Every line of the data must be copied exactly.

_Extracted entries_

▼

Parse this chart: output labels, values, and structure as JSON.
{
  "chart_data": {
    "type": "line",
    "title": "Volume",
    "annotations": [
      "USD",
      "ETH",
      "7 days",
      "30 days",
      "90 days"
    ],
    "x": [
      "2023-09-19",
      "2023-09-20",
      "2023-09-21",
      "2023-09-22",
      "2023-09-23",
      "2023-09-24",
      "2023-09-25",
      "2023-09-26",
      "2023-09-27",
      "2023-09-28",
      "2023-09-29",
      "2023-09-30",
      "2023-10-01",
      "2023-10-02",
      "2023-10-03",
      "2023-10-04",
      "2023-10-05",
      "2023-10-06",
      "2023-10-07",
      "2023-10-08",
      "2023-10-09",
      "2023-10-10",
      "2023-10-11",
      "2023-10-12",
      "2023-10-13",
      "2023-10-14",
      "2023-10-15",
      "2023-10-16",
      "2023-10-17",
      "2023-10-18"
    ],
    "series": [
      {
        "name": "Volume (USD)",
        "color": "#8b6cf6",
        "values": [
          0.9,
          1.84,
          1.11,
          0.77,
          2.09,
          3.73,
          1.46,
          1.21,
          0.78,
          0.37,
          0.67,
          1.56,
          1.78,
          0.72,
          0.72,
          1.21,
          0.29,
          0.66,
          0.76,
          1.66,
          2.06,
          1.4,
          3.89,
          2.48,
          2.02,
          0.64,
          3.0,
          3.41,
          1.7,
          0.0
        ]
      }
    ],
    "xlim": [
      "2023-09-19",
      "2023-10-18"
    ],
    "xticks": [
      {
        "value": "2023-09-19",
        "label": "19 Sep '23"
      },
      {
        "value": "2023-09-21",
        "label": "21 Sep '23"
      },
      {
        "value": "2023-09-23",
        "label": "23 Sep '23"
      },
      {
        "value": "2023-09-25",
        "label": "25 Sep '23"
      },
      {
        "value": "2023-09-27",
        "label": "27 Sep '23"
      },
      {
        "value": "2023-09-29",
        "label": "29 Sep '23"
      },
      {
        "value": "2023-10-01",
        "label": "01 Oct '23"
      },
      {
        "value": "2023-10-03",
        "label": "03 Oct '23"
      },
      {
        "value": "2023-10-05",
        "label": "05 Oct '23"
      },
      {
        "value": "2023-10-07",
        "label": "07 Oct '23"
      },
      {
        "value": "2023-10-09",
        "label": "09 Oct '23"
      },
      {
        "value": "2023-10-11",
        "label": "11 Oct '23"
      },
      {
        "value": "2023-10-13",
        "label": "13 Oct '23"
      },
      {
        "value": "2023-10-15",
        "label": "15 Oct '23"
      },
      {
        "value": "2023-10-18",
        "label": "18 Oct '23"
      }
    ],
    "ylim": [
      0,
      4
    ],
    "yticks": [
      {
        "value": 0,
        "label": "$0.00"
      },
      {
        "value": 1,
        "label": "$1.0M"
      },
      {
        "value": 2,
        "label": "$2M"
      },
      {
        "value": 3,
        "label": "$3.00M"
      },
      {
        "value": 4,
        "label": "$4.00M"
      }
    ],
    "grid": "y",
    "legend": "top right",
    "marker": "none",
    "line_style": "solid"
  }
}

▲

_Exercise result_
Parse this chart: output labels, values, and structure as JSON.
{
  "chart_data": {
    "type": "line",
    "title": "Volume",
    "annotations": [
      "USD",
      "ETH",
      "7 days",
      "30 days",
      "90 days"
    ],
    "x": [
      "2023-09-19",
      "2023-09-20",
      "2023-09-21",
      "2023-09-22",
      "2023-09-23",
      "2023-09-24",
      "2023-09-25",
      "2023-09-26",
      "2023-09-27",
      "2023-09-28",
      "2023-09-29",
      "2023-09-30",
      "2023-10-01",
      "2023-10-02",
      "2023-10-03",
      "2023-10-04",
      "2023-10-05",
      "2023-10-06",
      "2023-10-07",
      "2023-10-08",
      "2023-10-09",
      "2023-10-10",
      "2023-10-11",
      "2023-10-12",
      "2023-10-13",
      "2023-10-14",
      "2023-10-15",
      "2023-10-16",
      "2023-10-17",
      "2023-10-18"
    ],
    "series": [
      {
        "name": "Volume (USD)",
        "color": "#8b6cf6",
        "values": [
          0.9,
          1.84,
          1.11,
          0.77,
          2.09,
          3.73,
          1.46,
          1.21,
          0.78,
          0.37,
          0.67,
          1.56,
          1.78,
          0.72,
          0.72,
          1.21,
          0.29,
          0.66,
          0.76,
          1.66,
          2.06,
          1.4,
          3.89,
          2.48,
          2.02,
          0.64,
          3.0,
          3.41,
          1.7,
          0.0
        ]
      }
    ],
    "xlim": [
      "2023-09-19",
      "2023-10-18"
    ],
    "xticks": [
      {
        "value": "2023-09-19",
        "label": "19 Sep '23"
      },
      {
        "value": "2023-09-21",
        "label": "21 Sep '23"
      },
      {
        "value": "2023-09-23",
        "label": "23 Sep '23"
      },
      {
        "value": "2023-09-25",
        "label": "25 Sep '23"
      },
      {
        "value": "2023-09-27",
        "label": "27 Sep '23"
      },
      {
        "value": "2023-09-29",
        "label": "29 Sep '23"
      },
      {
        "value": "2023-10-01",
        "label": "01 Oct '23"
      },
      {
        "value": "2023-10-03",
        "label": "03 Oct '23"
      },
      {
        "value": "2023-10-05",
        "label": "05 Oct '23"
      },
      {
        "value": "2023-10-07",
        "label": "07 Oct '23"
      },
      {
        "value": "2023-10-09",
        "label": "09 Oct '23"
      },
      {
        "value": "2023-10-11",
        "label": "11 Oct '23"
      },
      {
        "value": "2023-10-13",
        "label": "13 Oct '23"
      },
      {
        "value": "2023-10-15",
        "label": "15 Oct '23"
      },
      {
        "value": "2023-10-18",
        "label": "18 Oct '23"
      }
    ],
    "ylim": [
      0,
      4
    ],
    "yticks": [
      {
        "value": 0,
        "label": "$0.00"
      },
      {
        "value": 1,
        "label": "$1.0M"
      },
      {
        "value": 2,
        "label": "$2M"
      },
      {
        "value": 3,
        "label": "$3.00M"
      },
      {
        "value": 4,
        "label": "$4.00M"
      }
    ],
    "grid": "y",
    "legend": "top right",
    "marker": "none",
    "line_style": "solid"
  }
}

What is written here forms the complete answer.